— START OF Data supplied —

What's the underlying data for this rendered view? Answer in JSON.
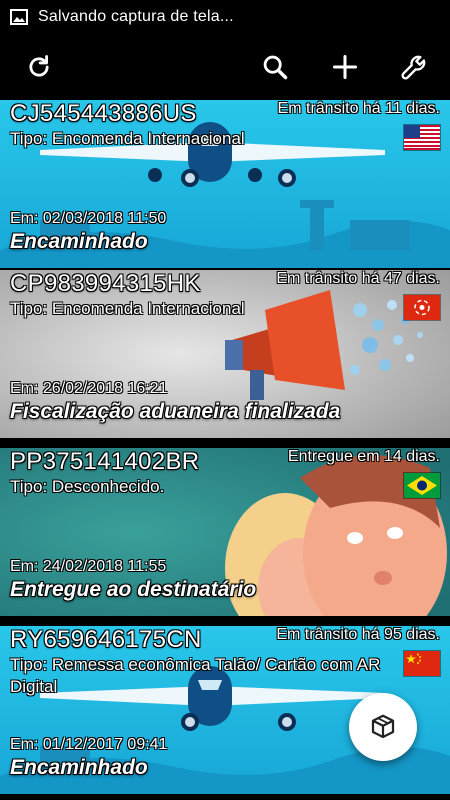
{
  "statusbar": {
    "text": "Salvando captura de tela...",
    "icon": "image-icon"
  },
  "toolbar": {
    "icons": [
      "refresh-icon",
      "search-icon",
      "add-icon",
      "settings-wrench-icon"
    ]
  },
  "packages": [
    {
      "code": "CJ545443886US",
      "days": "Em trânsito há 11 dias.",
      "tipo": "Tipo: Encomenda Internacional",
      "date": "Em: 02/03/2018 11:50",
      "status": "Encaminhado",
      "flag": "us-flag-icon",
      "background": "airplane"
    },
    {
      "code": "CP983994315HK",
      "days": "Em trânsito há 47 dias.",
      "tipo": "Tipo: Encomenda Internacional",
      "date": "Em: 26/02/2018 16:21",
      "status": "Fiscalização aduaneira finalizada",
      "flag": "hk-flag-icon",
      "background": "megaphone"
    },
    {
      "code": "PP375141402BR",
      "days": "Entregue em 14 dias.",
      "tipo": "Tipo: Desconhecido.",
      "date": "Em: 24/02/2018 11:55",
      "status": "Entregue ao destinatário",
      "flag": "br-flag-icon",
      "background": "faces"
    },
    {
      "code": "RY659646175CN",
      "days": "Em trânsito há 95 dias.",
      "tipo": "Tipo: Remessa econômica Talão/ Cartão com AR Digital",
      "date": "Em: 01/12/2017 09:41",
      "status": "Encaminhado",
      "flag": "cn-flag-icon",
      "background": "airplane"
    }
  ],
  "fab": {
    "icon": "package-box-icon"
  },
  "colors": {
    "sky": "#1cc3e6",
    "deep": "#0a2f55",
    "teal": "#2a8a8a",
    "megaphone": "#e8502a"
  }
}
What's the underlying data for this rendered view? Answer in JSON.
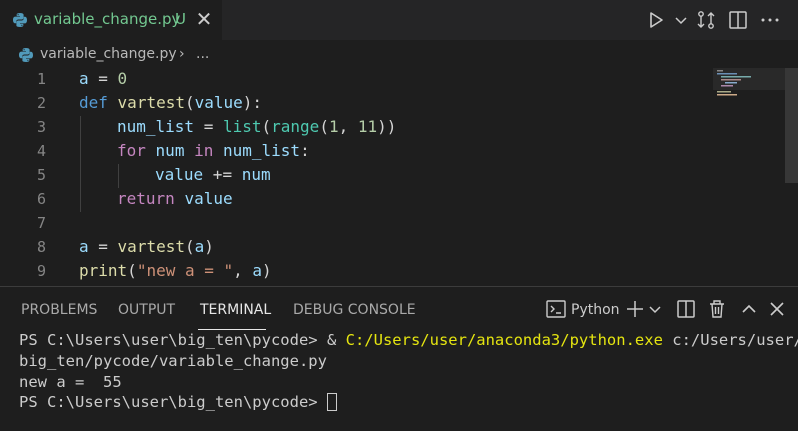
{
  "tab": {
    "title": "variable_change.py",
    "status": "U",
    "close_glyph": "✕",
    "color": "#73c991"
  },
  "breadcrumb": {
    "file": "variable_change.py",
    "separator": "›",
    "more": "..."
  },
  "editor": {
    "lines": [
      {
        "number": "1"
      },
      {
        "number": "2"
      },
      {
        "number": "3"
      },
      {
        "number": "4"
      },
      {
        "number": "5"
      },
      {
        "number": "6"
      },
      {
        "number": "7"
      },
      {
        "number": "8"
      },
      {
        "number": "9"
      }
    ],
    "tokens": {
      "l1": [
        "a",
        " = ",
        "0"
      ],
      "l2": [
        "def",
        " ",
        "vartest",
        "(",
        "value",
        "):"
      ],
      "l3": [
        "num_list",
        " = ",
        "list",
        "(",
        "range",
        "(",
        "1",
        ", ",
        "11",
        "))"
      ],
      "l4": [
        "for",
        " ",
        "num",
        " ",
        "in",
        " ",
        "num_list",
        ":"
      ],
      "l5": [
        "value",
        " += ",
        "num"
      ],
      "l6": [
        "return",
        " ",
        "value"
      ],
      "l8": [
        "a",
        " = ",
        "vartest",
        "(",
        "a",
        ")"
      ],
      "l9": [
        "print",
        "(",
        "\"new a = \"",
        ", ",
        "a",
        ")"
      ]
    }
  },
  "panel": {
    "tabs": [
      "PROBLEMS",
      "OUTPUT",
      "TERMINAL",
      "DEBUG CONSOLE"
    ],
    "active_tab": "TERMINAL",
    "shell_name": "Python",
    "terminal": {
      "line1_prompt": "PS C:\\Users\\user\\big_ten\\pycode> & ",
      "line1_exe": "C:/Users/user/anaconda3/python.exe",
      "line1_arg": " c:/Users/user/",
      "line2": "big_ten/pycode/variable_change.py",
      "line3": "new a =  55",
      "line4_prompt": "PS C:\\Users\\user\\big_ten\\pycode> "
    }
  },
  "colors": {
    "background": "#1e1e1e",
    "tabbar": "#252526",
    "keyword": "#569cd6",
    "control": "#c586c0",
    "function": "#dcdcaa",
    "variable": "#9cdcfe",
    "number": "#b5cea8",
    "string": "#ce9178",
    "builtin": "#4ec9b0",
    "exe_path": "#e5e510"
  },
  "icons": {
    "python_file": "python-icon",
    "run": "play-icon",
    "compare": "compare-changes-icon",
    "split": "split-editor-icon",
    "more": "more-actions-icon",
    "terminal": "terminal-icon",
    "new_terminal": "plus-icon",
    "dropdown": "chevron-down-icon",
    "split_terminal": "split-panel-icon",
    "trash": "trash-icon",
    "maximize": "chevron-up-icon",
    "close": "close-icon"
  }
}
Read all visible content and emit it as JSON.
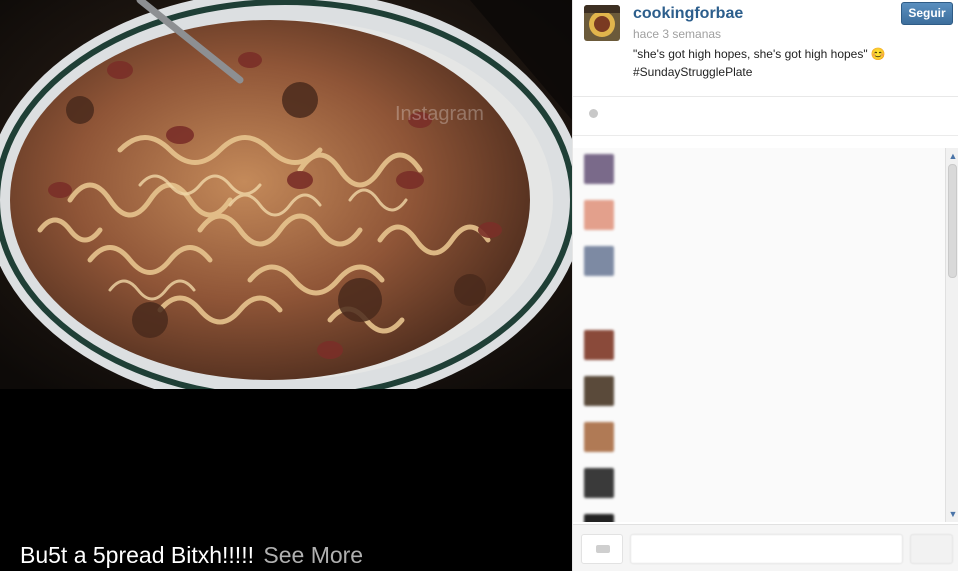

— END OF Data supplied —

What is required:
All entries are to be retyped exactly. Omit any embedded images.

Exercise answer:
What's the underlying data for this rendered view? Answer in JSON.
{
  "statusbar": {
    "text": "Salvando captura de tela...",
    "icon": "image-icon"
  },
  "toolbar": {
    "icons": [
      "refresh-icon",
      "search-icon",
      "add-icon",
      "settings-wrench-icon"
    ]
  },
  "packages": [
    {
      "code": "CJ545443886US",
      "days": "Em trânsito há 11 dias.",
      "tipo": "Tipo: Encomenda Internacional",
      "date": "Em: 02/03/2018 11:50",
      "status": "Encaminhado",
      "flag": "us-flag-icon",
      "background": "airplane"
    },
    {
      "code": "CP983994315HK",
      "days": "Em trânsito há 47 dias.",
      "tipo": "Tipo: Encomenda Internacional",
      "date": "Em: 26/02/2018 16:21",
      "status": "Fiscalização aduaneira finalizada",
      "flag": "hk-flag-icon",
      "background": "megaphone"
    },
    {
      "code": "PP375141402BR",
      "days": "Entregue em 14 dias.",
      "tipo": "Tipo: Desconhecido.",
      "date": "Em: 24/02/2018 11:55",
      "status": "Entregue ao destinatário",
      "flag": "br-flag-icon",
      "background": "faces"
    },
    {
      "code": "RY659646175CN",
      "days": "Em trânsito há 95 dias.",
      "tipo": "Tipo: Remessa econômica Talão/ Cartão com AR Digital",
      "date": "Em: 01/12/2017 09:41",
      "status": "Encaminhado",
      "flag": "cn-flag-icon",
      "background": "airplane"
    }
  ],
  "fab": {
    "icon": "package-box-icon"
  },
  "colors": {
    "sky": "#1cc3e6",
    "deep": "#0a2f55",
    "teal": "#2a8a8a",
    "megaphone": "#e8502a"
  }
}
What's the underlying data for this rendered view? Answer in JSON.
{
  "tab": {
    "title": "variable_change.py",
    "status": "U",
    "close_glyph": "✕",
    "color": "#73c991"
  },
  "breadcrumb": {
    "file": "variable_change.py",
    "separator": "›",
    "more": "..."
  },
  "editor": {
    "lines": [
      {
        "number": "1"
      },
      {
        "number": "2"
      },
      {
        "number": "3"
      },
      {
        "number": "4"
      },
      {
        "number": "5"
      },
      {
        "number": "6"
      },
      {
        "number": "7"
      },
      {
        "number": "8"
      },
      {
        "number": "9"
      }
    ],
    "tokens": {
      "l1": [
        "a",
        " = ",
        "0"
      ],
      "l2": [
        "def",
        " ",
        "vartest",
        "(",
        "value",
        "):"
      ],
      "l3": [
        "num_list",
        " = ",
        "list",
        "(",
        "range",
        "(",
        "1",
        ", ",
        "11",
        "))"
      ],
      "l4": [
        "for",
        " ",
        "num",
        " ",
        "in",
        " ",
        "num_list",
        ":"
      ],
      "l5": [
        "value",
        " += ",
        "num"
      ],
      "l6": [
        "return",
        " ",
        "value"
      ],
      "l8": [
        "a",
        " = ",
        "vartest",
        "(",
        "a",
        ")"
      ],
      "l9": [
        "print",
        "(",
        "\"new a = \"",
        ", ",
        "a",
        ")"
      ]
    }
  },
  "panel": {
    "tabs": [
      "PROBLEMS",
      "OUTPUT",
      "TERMINAL",
      "DEBUG CONSOLE"
    ],
    "active_tab": "TERMINAL",
    "shell_name": "Python",
    "terminal": {
      "line1_prompt": "PS C:\\Users\\user\\big_ten\\pycode> & ",
      "line1_exe": "C:/Users/user/anaconda3/python.exe",
      "line1_arg": " c:/Users/user/",
      "line2": "big_ten/pycode/variable_change.py",
      "line3": "new a =  55",
      "line4_prompt": "PS C:\\Users\\user\\big_ten\\pycode> "
    }
  },
  "colors": {
    "background": "#1e1e1e",
    "tabbar": "#252526",
    "keyword": "#569cd6",
    "control": "#c586c0",
    "function": "#dcdcaa",
    "variable": "#9cdcfe",
    "number": "#b5cea8",
    "string": "#ce9178",
    "builtin": "#4ec9b0",
    "exe_path": "#e5e510"
  },
  "icons": {
    "python_file": "python-icon",
    "run": "play-icon",
    "compare": "compare-changes-icon",
    "split": "split-editor-icon",
    "more": "more-actions-icon",
    "terminal": "terminal-icon",
    "new_terminal": "plus-icon",
    "dropdown": "chevron-down-icon",
    "split_terminal": "split-panel-icon",
    "trash": "trash-icon",
    "maximize": "chevron-up-icon",
    "close": "close-icon"
  }
}
Read all visible content and emit it as JSON.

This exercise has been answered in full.